Data excerpts

⁂

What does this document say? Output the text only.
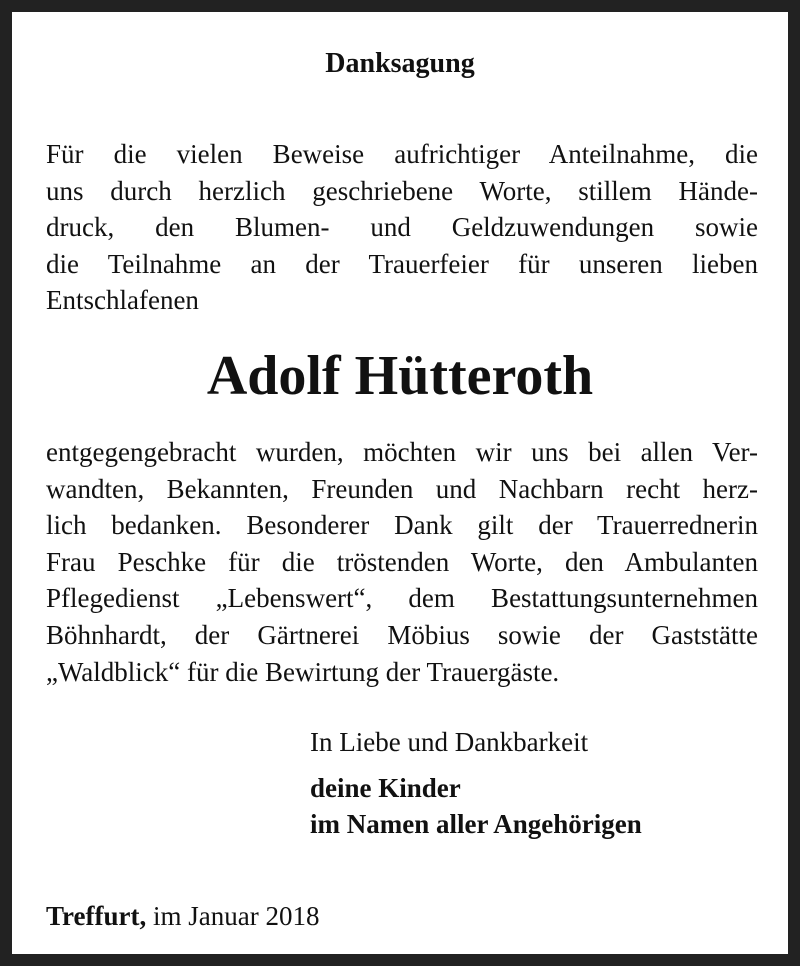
Danksagung
Für die vielen Beweise aufrichtiger Anteilnahme, die
uns durch herzlich geschriebene Worte, stillem Hände-
druck, den Blumen- und Geldzuwendungen sowie
die Teilnahme an der Trauerfeier für unseren lieben
Entschlafenen
Adolf Hütteroth
entgegengebracht wurden, möchten wir uns bei allen Ver-
wandten, Bekannten, Freunden und Nachbarn recht herz-
lich bedanken. Besonderer Dank gilt der Trauerrednerin
Frau Peschke für die tröstenden Worte, den Ambulanten
Pflegedienst „Lebenswert“, dem Bestattungsunternehmen
Böhnhardt, der Gärtnerei Möbius sowie der Gaststätte
„Waldblick“ für die Bewirtung der Trauergäste.
In Liebe und Dankbarkeit
deine Kinder
im Namen aller Angehörigen
Treffurt, im Januar 2018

⁂

• **What to work on**: Copy the records above exactly, leaving out every picture.

• **Response**:
What does this document say? Output the text only.
Danksagung
Für die vielen Beweise aufrichtiger Anteilnahme, die
uns durch herzlich geschriebene Worte, stillem Hände-
druck, den Blumen- und Geldzuwendungen sowie
die Teilnahme an der Trauerfeier für unseren lieben
Entschlafenen
Adolf Hütteroth
entgegengebracht wurden, möchten wir uns bei allen Ver-
wandten, Bekannten, Freunden und Nachbarn recht herz-
lich bedanken. Besonderer Dank gilt der Trauerrednerin
Frau Peschke für die tröstenden Worte, den Ambulanten
Pflegedienst „Lebenswert“, dem Bestattungsunternehmen
Böhnhardt, der Gärtnerei Möbius sowie der Gaststätte
„Waldblick“ für die Bewirtung der Trauergäste.
In Liebe und Dankbarkeit
deine Kinder
im Namen aller Angehörigen
Treffurt, im Januar 2018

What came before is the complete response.